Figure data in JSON
— Start —

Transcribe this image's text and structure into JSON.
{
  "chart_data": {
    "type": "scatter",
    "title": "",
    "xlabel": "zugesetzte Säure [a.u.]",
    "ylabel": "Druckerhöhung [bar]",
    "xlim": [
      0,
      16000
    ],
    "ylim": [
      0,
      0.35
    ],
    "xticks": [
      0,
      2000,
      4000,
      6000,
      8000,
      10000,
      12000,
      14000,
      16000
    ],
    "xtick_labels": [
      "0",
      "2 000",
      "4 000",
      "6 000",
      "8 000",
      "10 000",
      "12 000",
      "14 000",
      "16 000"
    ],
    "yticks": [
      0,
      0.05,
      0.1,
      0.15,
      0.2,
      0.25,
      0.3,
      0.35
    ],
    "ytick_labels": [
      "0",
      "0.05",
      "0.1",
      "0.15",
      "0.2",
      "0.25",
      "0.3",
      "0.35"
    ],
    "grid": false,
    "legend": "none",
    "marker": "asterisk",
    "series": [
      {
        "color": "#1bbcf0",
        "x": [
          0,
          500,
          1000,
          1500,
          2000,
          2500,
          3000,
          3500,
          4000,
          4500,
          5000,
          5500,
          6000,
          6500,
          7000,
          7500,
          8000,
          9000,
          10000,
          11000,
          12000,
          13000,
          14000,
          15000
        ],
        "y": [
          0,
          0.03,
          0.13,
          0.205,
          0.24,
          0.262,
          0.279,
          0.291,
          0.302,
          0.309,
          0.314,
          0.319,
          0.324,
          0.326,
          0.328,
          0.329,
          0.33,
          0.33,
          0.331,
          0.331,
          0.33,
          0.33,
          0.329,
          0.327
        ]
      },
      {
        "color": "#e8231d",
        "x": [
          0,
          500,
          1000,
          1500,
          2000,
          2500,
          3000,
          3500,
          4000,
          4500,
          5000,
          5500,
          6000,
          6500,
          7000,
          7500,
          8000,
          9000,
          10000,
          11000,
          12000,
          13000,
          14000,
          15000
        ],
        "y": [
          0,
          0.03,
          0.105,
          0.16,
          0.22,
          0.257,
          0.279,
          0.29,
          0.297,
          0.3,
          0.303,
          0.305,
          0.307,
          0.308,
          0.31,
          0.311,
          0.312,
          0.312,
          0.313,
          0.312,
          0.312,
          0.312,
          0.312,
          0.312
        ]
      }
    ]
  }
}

— End —

◆ **Exercise**
Above are the records; copy all of them exactly.

◆ **Result for this task**
Transcribe this image's text and structure into JSON.
{
  "chart_data": {
    "type": "scatter",
    "title": "",
    "xlabel": "zugesetzte Säure [a.u.]",
    "ylabel": "Druckerhöhung [bar]",
    "xlim": [
      0,
      16000
    ],
    "ylim": [
      0,
      0.35
    ],
    "xticks": [
      0,
      2000,
      4000,
      6000,
      8000,
      10000,
      12000,
      14000,
      16000
    ],
    "xtick_labels": [
      "0",
      "2 000",
      "4 000",
      "6 000",
      "8 000",
      "10 000",
      "12 000",
      "14 000",
      "16 000"
    ],
    "yticks": [
      0,
      0.05,
      0.1,
      0.15,
      0.2,
      0.25,
      0.3,
      0.35
    ],
    "ytick_labels": [
      "0",
      "0.05",
      "0.1",
      "0.15",
      "0.2",
      "0.25",
      "0.3",
      "0.35"
    ],
    "grid": false,
    "legend": "none",
    "marker": "asterisk",
    "series": [
      {
        "color": "#1bbcf0",
        "x": [
          0,
          500,
          1000,
          1500,
          2000,
          2500,
          3000,
          3500,
          4000,
          4500,
          5000,
          5500,
          6000,
          6500,
          7000,
          7500,
          8000,
          9000,
          10000,
          11000,
          12000,
          13000,
          14000,
          15000
        ],
        "y": [
          0,
          0.03,
          0.13,
          0.205,
          0.24,
          0.262,
          0.279,
          0.291,
          0.302,
          0.309,
          0.314,
          0.319,
          0.324,
          0.326,
          0.328,
          0.329,
          0.33,
          0.33,
          0.331,
          0.331,
          0.33,
          0.33,
          0.329,
          0.327
        ]
      },
      {
        "color": "#e8231d",
        "x": [
          0,
          500,
          1000,
          1500,
          2000,
          2500,
          3000,
          3500,
          4000,
          4500,
          5000,
          5500,
          6000,
          6500,
          7000,
          7500,
          8000,
          9000,
          10000,
          11000,
          12000,
          13000,
          14000,
          15000
        ],
        "y": [
          0,
          0.03,
          0.105,
          0.16,
          0.22,
          0.257,
          0.279,
          0.29,
          0.297,
          0.3,
          0.303,
          0.305,
          0.307,
          0.308,
          0.31,
          0.311,
          0.312,
          0.312,
          0.313,
          0.312,
          0.312,
          0.312,
          0.312,
          0.312
        ]
      }
    ]
  }
}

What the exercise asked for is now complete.